--- START ---

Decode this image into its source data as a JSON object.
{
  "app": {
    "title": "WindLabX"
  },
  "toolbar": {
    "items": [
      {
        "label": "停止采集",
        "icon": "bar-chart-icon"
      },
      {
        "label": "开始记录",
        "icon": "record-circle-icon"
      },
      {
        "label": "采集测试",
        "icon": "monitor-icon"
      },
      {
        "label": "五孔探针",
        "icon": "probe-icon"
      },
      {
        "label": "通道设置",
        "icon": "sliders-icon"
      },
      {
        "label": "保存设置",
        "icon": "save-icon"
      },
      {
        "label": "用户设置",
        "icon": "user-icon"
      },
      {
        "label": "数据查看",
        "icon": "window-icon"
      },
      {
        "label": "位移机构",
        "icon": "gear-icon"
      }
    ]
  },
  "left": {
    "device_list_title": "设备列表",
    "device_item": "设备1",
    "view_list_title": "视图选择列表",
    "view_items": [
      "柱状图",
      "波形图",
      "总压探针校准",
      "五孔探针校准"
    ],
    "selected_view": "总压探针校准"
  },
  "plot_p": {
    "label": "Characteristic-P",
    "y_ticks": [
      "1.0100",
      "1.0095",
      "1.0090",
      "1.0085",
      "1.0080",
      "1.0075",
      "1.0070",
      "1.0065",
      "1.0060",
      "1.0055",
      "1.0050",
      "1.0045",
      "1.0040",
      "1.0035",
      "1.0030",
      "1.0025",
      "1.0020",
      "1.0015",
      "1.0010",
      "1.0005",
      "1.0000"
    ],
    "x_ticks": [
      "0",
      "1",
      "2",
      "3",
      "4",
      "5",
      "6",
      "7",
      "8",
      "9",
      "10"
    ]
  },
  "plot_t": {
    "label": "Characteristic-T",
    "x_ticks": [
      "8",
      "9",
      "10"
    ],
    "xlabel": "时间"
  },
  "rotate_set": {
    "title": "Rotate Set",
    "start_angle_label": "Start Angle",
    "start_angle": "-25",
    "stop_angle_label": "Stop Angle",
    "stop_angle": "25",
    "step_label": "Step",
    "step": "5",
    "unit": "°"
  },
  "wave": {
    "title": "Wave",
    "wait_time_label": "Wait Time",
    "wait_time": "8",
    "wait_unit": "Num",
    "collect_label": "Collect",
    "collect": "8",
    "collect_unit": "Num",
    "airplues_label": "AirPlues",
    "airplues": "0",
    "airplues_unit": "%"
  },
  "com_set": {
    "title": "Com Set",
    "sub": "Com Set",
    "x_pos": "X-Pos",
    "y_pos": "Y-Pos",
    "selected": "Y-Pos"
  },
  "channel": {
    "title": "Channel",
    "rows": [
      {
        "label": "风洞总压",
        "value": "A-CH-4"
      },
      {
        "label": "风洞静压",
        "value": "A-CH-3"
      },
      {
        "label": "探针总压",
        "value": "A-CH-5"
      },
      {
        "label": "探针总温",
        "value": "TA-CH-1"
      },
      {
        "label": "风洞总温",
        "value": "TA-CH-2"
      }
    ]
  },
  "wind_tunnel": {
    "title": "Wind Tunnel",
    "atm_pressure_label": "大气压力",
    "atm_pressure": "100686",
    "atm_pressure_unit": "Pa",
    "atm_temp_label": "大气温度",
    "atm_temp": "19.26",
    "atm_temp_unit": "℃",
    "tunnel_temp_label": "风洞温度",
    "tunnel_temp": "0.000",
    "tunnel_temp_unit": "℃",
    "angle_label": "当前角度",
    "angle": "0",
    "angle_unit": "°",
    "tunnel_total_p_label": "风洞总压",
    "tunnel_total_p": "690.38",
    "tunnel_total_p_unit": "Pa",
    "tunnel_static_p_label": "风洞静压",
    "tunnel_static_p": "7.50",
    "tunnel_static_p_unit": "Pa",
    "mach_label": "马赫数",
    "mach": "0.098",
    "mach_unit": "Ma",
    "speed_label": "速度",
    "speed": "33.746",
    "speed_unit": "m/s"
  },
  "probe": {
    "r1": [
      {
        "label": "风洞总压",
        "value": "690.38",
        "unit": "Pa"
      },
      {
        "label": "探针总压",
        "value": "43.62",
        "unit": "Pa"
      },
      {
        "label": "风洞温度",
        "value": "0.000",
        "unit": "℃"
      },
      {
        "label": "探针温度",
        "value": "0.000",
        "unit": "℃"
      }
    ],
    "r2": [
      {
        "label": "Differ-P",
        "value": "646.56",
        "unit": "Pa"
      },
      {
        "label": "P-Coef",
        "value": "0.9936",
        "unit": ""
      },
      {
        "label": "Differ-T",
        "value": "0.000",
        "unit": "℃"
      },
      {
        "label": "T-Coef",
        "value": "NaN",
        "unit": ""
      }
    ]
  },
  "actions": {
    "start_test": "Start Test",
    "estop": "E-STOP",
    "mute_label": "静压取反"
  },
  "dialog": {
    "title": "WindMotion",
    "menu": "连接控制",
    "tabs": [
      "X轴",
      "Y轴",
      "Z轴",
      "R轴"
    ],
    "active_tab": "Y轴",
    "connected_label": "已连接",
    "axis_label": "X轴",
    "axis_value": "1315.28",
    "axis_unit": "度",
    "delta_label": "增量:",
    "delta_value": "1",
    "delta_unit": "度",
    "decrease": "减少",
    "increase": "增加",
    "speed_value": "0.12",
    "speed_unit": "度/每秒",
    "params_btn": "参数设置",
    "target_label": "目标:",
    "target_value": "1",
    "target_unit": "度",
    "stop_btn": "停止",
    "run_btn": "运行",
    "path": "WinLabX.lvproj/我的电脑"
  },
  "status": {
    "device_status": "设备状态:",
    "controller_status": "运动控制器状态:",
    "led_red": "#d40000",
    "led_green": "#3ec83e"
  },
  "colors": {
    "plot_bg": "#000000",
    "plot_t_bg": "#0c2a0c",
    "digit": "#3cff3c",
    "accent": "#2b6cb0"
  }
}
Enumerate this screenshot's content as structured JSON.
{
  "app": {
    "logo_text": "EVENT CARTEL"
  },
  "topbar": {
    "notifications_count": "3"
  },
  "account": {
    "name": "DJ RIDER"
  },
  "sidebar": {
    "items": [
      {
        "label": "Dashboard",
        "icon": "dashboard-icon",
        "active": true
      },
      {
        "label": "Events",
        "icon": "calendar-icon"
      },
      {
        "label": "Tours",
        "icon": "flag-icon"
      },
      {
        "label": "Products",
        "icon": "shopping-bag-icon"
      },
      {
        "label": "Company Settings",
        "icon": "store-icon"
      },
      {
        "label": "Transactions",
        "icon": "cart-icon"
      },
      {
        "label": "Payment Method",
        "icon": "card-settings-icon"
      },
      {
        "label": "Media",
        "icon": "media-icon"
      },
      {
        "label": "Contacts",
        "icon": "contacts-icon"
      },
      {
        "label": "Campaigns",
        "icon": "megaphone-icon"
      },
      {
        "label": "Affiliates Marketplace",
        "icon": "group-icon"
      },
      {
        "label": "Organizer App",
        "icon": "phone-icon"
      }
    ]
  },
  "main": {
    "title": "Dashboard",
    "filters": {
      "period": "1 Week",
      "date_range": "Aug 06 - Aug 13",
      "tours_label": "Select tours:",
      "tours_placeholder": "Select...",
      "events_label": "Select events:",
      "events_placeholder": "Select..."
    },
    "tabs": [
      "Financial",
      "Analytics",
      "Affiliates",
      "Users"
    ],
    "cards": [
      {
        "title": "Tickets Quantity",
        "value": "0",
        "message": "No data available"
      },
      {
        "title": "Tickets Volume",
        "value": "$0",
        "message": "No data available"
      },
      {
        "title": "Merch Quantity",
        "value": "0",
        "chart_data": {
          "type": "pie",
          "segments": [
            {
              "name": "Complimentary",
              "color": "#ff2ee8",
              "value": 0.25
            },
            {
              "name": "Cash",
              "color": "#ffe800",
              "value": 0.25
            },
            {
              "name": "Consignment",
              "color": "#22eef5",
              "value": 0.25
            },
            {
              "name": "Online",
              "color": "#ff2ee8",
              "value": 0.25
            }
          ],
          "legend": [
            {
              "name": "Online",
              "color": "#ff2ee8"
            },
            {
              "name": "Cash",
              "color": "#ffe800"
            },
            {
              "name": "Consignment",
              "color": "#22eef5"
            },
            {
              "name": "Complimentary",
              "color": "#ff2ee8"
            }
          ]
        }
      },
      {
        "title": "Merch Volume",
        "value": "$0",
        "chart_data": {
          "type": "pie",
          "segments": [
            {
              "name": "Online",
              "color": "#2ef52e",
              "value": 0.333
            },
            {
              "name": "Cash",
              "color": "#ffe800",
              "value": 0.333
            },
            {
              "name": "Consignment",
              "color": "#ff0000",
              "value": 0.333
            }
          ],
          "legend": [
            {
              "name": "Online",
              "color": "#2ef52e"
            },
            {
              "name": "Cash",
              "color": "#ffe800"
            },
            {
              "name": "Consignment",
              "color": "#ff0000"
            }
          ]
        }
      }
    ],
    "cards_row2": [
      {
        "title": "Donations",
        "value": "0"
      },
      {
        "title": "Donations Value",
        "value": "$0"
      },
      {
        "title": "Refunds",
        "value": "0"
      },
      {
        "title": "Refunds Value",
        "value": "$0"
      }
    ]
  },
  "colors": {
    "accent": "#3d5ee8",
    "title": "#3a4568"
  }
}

--- END ---

TASK REQUIREMENTS
List all lines above in which the string "Donations" appears.

SOLUTION FOR THIS EXERCISE
        "title": "Donations",
        "title": "Donations Value",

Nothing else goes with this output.